◆ **TASK INSTRUCTIONS**: The data below should be printed in full, exactly, and without any of its images.

◆ **RECORD LIST**:
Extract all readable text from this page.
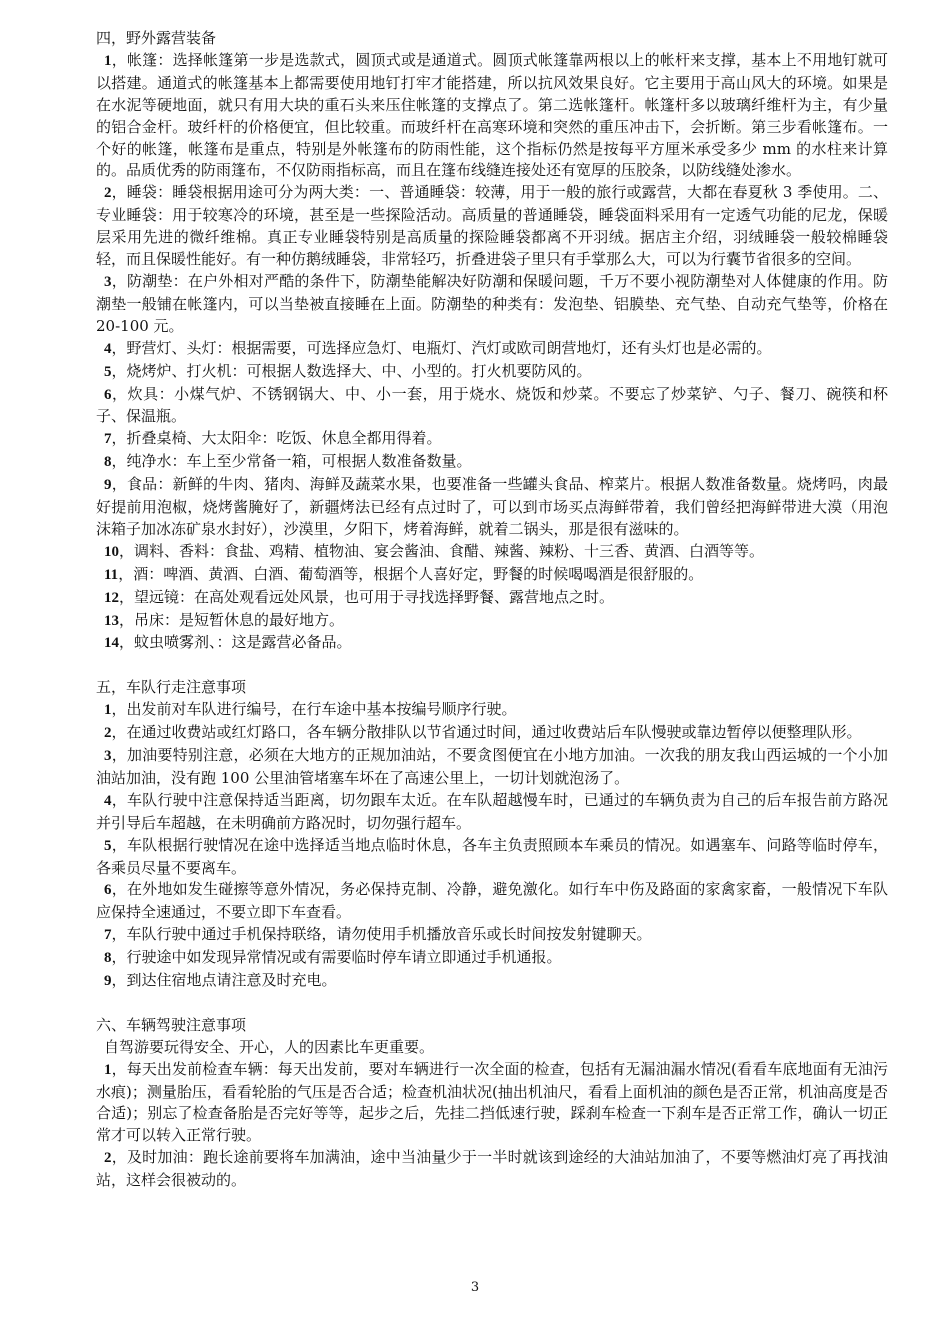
四，野外露营装备

1，帐篷：选择帐篷第一步是选款式，圆顶式或是通道式。圆顶式帐篷靠两根以上的帐杆来支撑，基本上不用地钉就可以搭建。通道式的帐篷基本上都需要使用地钉打牢才能搭建，所以抗风效果良好。它主要用于高山风大的环境。如果是在水泥等硬地面，就只有用大块的重石头来压住帐篷的支撑点了。第二选帐篷杆。帐篷杆多以玻璃纤维杆为主，有少量的铝合金杆。玻纤杆的价格便宜，但比较重。而玻纤杆在高寒环境和突然的重压冲击下，会折断。第三步看帐篷布。一个好的帐篷，帐篷布是重点，特别是外帐篷布的防雨性能，这个指标仍然是按每平方厘米承受多少 mm 的水柱来计算的。品质优秀的防雨篷布，不仅防雨指标高，而且在篷布线缝连接处还有宽厚的压胶条，以防线缝处渗水。

2，睡袋：睡袋根据用途可分为两大类：一、普通睡袋：较薄，用于一般的旅行或露营，大都在春夏秋 3 季使用。二、专业睡袋：用于较寒冷的环境，甚至是一些探险活动。高质量的普通睡袋，睡袋面料采用有一定透气功能的尼龙，保暖层采用先进的微纤维棉。真正专业睡袋特别是高质量的探险睡袋都离不开羽绒。据店主介绍，羽绒睡袋一般较棉睡袋轻，而且保暖性能好。有一种仿鹅绒睡袋，非常轻巧，折叠进袋子里只有手掌那么大，可以为行囊节省很多的空间。

3，防潮垫：在户外相对严酷的条件下，防潮垫能解决好防潮和保暖问题，千万不要小视防潮垫对人体健康的作用。防潮垫一般铺在帐篷内，可以当垫被直接睡在上面。防潮垫的种类有：发泡垫、铝膜垫、充气垫、自动充气垫等，价格在 20-100 元。

4，野营灯、头灯：根据需要，可选择应急灯、电瓶灯、汽灯或欧司朗营地灯，还有头灯也是必需的。

5，烧烤炉、打火机：可根据人数选择大、中、小型的。打火机要防风的。

6，炊具：小煤气炉、不锈钢锅大、中、小一套，用于烧水、烧饭和炒菜。不要忘了炒菜铲、勺子、餐刀、碗筷和杯子、保温瓶。

7，折叠桌椅、大太阳伞：吃饭、休息全都用得着。

8，纯净水：车上至少常备一箱，可根据人数准备数量。

9，食品：新鲜的牛肉、猪肉、海鲜及蔬菜水果，也要准备一些罐头食品、榨菜片。根据人数准备数量。烧烤吗，肉最好提前用泡椒，烧烤酱腌好了，新疆烤法已经有点过时了，可以到市场买点海鲜带着，我们曾经把海鲜带进大漠（用泡沫箱子加冰冻矿泉水封好），沙漠里，夕阳下，烤着海鲜，就着二锅头，那是很有滋味的。

10，调料、香料：食盐、鸡精、植物油、宴会酱油、食醋、辣酱、辣粉、十三香、黄酒、白酒等等。

11，酒：啤酒、黄酒、白酒、葡萄酒等，根据个人喜好定，野餐的时候喝喝酒是很舒服的。

12，望远镜：在高处观看远处风景，也可用于寻找选择野餐、露营地点之时。

13，吊床：是短暂休息的最好地方。

14，蚊虫喷雾剂、：这是露营必备品。

五，车队行走注意事项

1，出发前对车队进行编号，在行车途中基本按编号顺序行驶。

2，在通过收费站或红灯路口，各车辆分散排队以节省通过时间，通过收费站后车队慢驶或靠边暂停以便整理队形。

3，加油要特别注意，必须在大地方的正规加油站，不要贪图便宜在小地方加油。一次我的朋友我山西运城的一个小加油站加油，没有跑 100 公里油管堵塞车坏在了高速公里上，一切计划就泡汤了。

4，车队行驶中注意保持适当距离，切勿跟车太近。在车队超越慢车时，已通过的车辆负责为自己的后车报告前方路况并引导后车超越，在未明确前方路况时，切勿强行超车。

5，车队根据行驶情况在途中选择适当地点临时休息，各车主负责照顾本车乘员的情况。如遇塞车、问路等临时停车，各乘员尽量不要离车。

6，在外地如发生碰擦等意外情况，务必保持克制、冷静，避免激化。如行车中伤及路面的家禽家畜，一般情况下车队应保持全速通过，不要立即下车查看。

7，车队行驶中通过手机保持联络，请勿使用手机播放音乐或长时间按发射键聊天。

8，行驶途中如发现异常情况或有需要临时停车请立即通过手机通报。

9，到达住宿地点请注意及时充电。

六、车辆驾驶注意事项

自驾游要玩得安全、开心，人的因素比车更重要。

1，每天出发前检查车辆：每天出发前，要对车辆进行一次全面的检查，包括有无漏油漏水情况(看看车底地面有无油污水痕)；测量胎压，看看轮胎的气压是否合适；检查机油状况(抽出机油尺，看看上面机油的颜色是否正常，机油高度是否合适)；别忘了检查备胎是否完好等等，起步之后，先挂二挡低速行驶，踩刹车检查一下刹车是否正常工作，确认一切正常才可以转入正常行驶。

2，及时加油：跑长途前要将车加满油，途中当油量少于一半时就该到途经的大油站加油了，不要等燃油灯亮了再找油站，这样会很被动的。

3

◆ **TASK SOLUTION**:
Extract all readable text from this page.
四，野外露营装备

1，帐篷：选择帐篷第一步是选款式，圆顶式或是通道式。圆顶式帐篷靠两根以上的帐杆来支撑，基本上不用地钉就可以搭建。通道式的帐篷基本上都需要使用地钉打牢才能搭建，所以抗风效果良好。它主要用于高山风大的环境。如果是在水泥等硬地面，就只有用大块的重石头来压住帐篷的支撑点了。第二选帐篷杆。帐篷杆多以玻璃纤维杆为主，有少量的铝合金杆。玻纤杆的价格便宜，但比较重。而玻纤杆在高寒环境和突然的重压冲击下，会折断。第三步看帐篷布。一个好的帐篷，帐篷布是重点，特别是外帐篷布的防雨性能，这个指标仍然是按每平方厘米承受多少 mm 的水柱来计算的。品质优秀的防雨篷布，不仅防雨指标高，而且在篷布线缝连接处还有宽厚的压胶条，以防线缝处渗水。

2，睡袋：睡袋根据用途可分为两大类：一、普通睡袋：较薄，用于一般的旅行或露营，大都在春夏秋 3 季使用。二、专业睡袋：用于较寒冷的环境，甚至是一些探险活动。高质量的普通睡袋，睡袋面料采用有一定透气功能的尼龙，保暖层采用先进的微纤维棉。真正专业睡袋特别是高质量的探险睡袋都离不开羽绒。据店主介绍，羽绒睡袋一般较棉睡袋轻，而且保暖性能好。有一种仿鹅绒睡袋，非常轻巧，折叠进袋子里只有手掌那么大，可以为行囊节省很多的空间。

3，防潮垫：在户外相对严酷的条件下，防潮垫能解决好防潮和保暖问题，千万不要小视防潮垫对人体健康的作用。防潮垫一般铺在帐篷内，可以当垫被直接睡在上面。防潮垫的种类有：发泡垫、铝膜垫、充气垫、自动充气垫等，价格在 20-100 元。

4，野营灯、头灯：根据需要，可选择应急灯、电瓶灯、汽灯或欧司朗营地灯，还有头灯也是必需的。

5，烧烤炉、打火机：可根据人数选择大、中、小型的。打火机要防风的。

6，炊具：小煤气炉、不锈钢锅大、中、小一套，用于烧水、烧饭和炒菜。不要忘了炒菜铲、勺子、餐刀、碗筷和杯子、保温瓶。

7，折叠桌椅、大太阳伞：吃饭、休息全都用得着。

8，纯净水：车上至少常备一箱，可根据人数准备数量。

9，食品：新鲜的牛肉、猪肉、海鲜及蔬菜水果，也要准备一些罐头食品、榨菜片。根据人数准备数量。烧烤吗，肉最好提前用泡椒，烧烤酱腌好了，新疆烤法已经有点过时了，可以到市场买点海鲜带着，我们曾经把海鲜带进大漠（用泡沫箱子加冰冻矿泉水封好），沙漠里，夕阳下，烤着海鲜，就着二锅头，那是很有滋味的。

10，调料、香料：食盐、鸡精、植物油、宴会酱油、食醋、辣酱、辣粉、十三香、黄酒、白酒等等。

11，酒：啤酒、黄酒、白酒、葡萄酒等，根据个人喜好定，野餐的时候喝喝酒是很舒服的。

12，望远镜：在高处观看远处风景，也可用于寻找选择野餐、露营地点之时。

13，吊床：是短暂休息的最好地方。

14，蚊虫喷雾剂、：这是露营必备品。

五，车队行走注意事项

1，出发前对车队进行编号，在行车途中基本按编号顺序行驶。

2，在通过收费站或红灯路口，各车辆分散排队以节省通过时间，通过收费站后车队慢驶或靠边暂停以便整理队形。

3，加油要特别注意，必须在大地方的正规加油站，不要贪图便宜在小地方加油。一次我的朋友我山西运城的一个小加油站加油，没有跑 100 公里油管堵塞车坏在了高速公里上，一切计划就泡汤了。

4，车队行驶中注意保持适当距离，切勿跟车太近。在车队超越慢车时，已通过的车辆负责为自己的后车报告前方路况并引导后车超越，在未明确前方路况时，切勿强行超车。

5，车队根据行驶情况在途中选择适当地点临时休息，各车主负责照顾本车乘员的情况。如遇塞车、问路等临时停车，各乘员尽量不要离车。

6，在外地如发生碰擦等意外情况，务必保持克制、冷静，避免激化。如行车中伤及路面的家禽家畜，一般情况下车队应保持全速通过，不要立即下车查看。

7，车队行驶中通过手机保持联络，请勿使用手机播放音乐或长时间按发射键聊天。

8，行驶途中如发现异常情况或有需要临时停车请立即通过手机通报。

9，到达住宿地点请注意及时充电。

六、车辆驾驶注意事项

自驾游要玩得安全、开心，人的因素比车更重要。

1，每天出发前检查车辆：每天出发前，要对车辆进行一次全面的检查，包括有无漏油漏水情况(看看车底地面有无油污水痕)；测量胎压，看看轮胎的气压是否合适；检查机油状况(抽出机油尺，看看上面机油的颜色是否正常，机油高度是否合适)；别忘了检查备胎是否完好等等，起步之后，先挂二挡低速行驶，踩刹车检查一下刹车是否正常工作，确认一切正常才可以转入正常行驶。

2，及时加油：跑长途前要将车加满油，途中当油量少于一半时就该到途经的大油站加油了，不要等燃油灯亮了再找油站，这样会很被动的。

3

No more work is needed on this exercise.